[Start Data shown]
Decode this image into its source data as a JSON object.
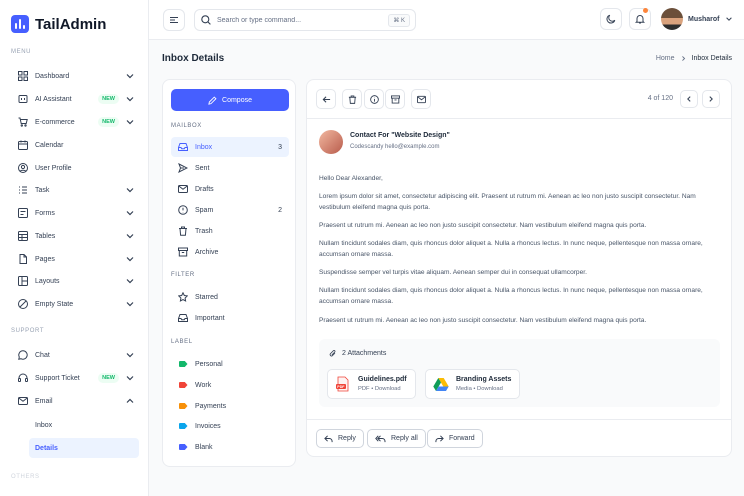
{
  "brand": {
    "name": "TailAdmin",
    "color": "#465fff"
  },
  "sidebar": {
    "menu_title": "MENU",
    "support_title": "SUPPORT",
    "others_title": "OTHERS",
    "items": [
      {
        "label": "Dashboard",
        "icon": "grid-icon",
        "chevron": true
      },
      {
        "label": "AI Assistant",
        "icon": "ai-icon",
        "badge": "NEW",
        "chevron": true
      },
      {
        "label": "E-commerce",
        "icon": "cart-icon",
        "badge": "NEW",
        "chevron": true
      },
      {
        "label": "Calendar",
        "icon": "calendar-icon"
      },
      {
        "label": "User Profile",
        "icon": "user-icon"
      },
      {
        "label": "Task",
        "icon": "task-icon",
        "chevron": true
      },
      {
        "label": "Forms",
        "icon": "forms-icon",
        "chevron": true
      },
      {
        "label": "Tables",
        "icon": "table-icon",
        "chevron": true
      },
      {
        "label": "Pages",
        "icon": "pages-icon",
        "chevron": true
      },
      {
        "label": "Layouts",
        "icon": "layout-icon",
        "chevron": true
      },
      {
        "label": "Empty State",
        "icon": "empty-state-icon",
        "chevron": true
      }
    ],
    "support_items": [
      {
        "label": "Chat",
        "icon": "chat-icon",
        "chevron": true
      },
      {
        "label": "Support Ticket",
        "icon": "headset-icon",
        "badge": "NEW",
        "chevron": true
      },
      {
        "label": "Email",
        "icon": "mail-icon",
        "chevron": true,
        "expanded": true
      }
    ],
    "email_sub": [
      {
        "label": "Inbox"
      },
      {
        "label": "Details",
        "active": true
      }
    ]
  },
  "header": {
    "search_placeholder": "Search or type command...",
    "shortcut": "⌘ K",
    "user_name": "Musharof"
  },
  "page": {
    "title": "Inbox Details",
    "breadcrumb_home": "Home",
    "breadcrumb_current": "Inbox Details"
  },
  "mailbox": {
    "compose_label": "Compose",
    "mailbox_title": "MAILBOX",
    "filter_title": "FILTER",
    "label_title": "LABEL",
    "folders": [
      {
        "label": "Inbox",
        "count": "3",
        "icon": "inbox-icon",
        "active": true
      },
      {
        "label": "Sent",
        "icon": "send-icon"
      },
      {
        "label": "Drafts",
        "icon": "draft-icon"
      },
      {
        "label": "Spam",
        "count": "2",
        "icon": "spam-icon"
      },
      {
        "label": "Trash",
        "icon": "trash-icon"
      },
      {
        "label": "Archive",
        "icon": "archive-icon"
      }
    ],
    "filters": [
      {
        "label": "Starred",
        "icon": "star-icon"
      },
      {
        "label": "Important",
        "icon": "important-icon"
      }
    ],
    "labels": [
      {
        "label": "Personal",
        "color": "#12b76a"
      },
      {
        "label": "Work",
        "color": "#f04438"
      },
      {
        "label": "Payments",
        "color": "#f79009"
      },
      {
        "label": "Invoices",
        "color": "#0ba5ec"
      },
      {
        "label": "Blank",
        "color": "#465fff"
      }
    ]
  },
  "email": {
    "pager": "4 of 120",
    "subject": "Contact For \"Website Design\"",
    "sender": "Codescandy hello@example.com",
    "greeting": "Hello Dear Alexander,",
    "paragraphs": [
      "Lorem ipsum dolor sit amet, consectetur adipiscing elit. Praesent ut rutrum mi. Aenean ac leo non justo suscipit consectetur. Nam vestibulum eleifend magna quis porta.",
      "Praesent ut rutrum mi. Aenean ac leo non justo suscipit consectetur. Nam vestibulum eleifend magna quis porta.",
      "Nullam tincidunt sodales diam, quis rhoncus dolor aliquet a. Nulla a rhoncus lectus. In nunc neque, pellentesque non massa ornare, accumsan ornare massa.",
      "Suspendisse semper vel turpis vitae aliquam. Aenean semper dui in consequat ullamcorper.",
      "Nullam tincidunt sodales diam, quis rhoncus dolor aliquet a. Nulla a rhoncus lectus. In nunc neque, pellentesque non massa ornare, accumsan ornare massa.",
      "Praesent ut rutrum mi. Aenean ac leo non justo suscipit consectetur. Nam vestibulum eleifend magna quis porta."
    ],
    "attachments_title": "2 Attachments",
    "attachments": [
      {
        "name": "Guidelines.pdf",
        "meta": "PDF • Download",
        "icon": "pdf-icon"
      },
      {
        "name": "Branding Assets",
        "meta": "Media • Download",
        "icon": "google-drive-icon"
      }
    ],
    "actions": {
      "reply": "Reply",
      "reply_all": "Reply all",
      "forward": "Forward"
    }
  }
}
[End Data shown]
__Set exercise__: Select every line above that contains the word "eleifend", and copy it.

__Solution__:
      "Lorem ipsum dolor sit amet, consectetur adipiscing elit. Praesent ut rutrum mi. Aenean ac leo non justo suscipit consectetur. Nam vestibulum eleifend magna quis porta.",
      "Praesent ut rutrum mi. Aenean ac leo non justo suscipit consectetur. Nam vestibulum eleifend magna quis porta.",
      "Praesent ut rutrum mi. Aenean ac leo non justo suscipit consectetur. Nam vestibulum eleifend magna quis porta."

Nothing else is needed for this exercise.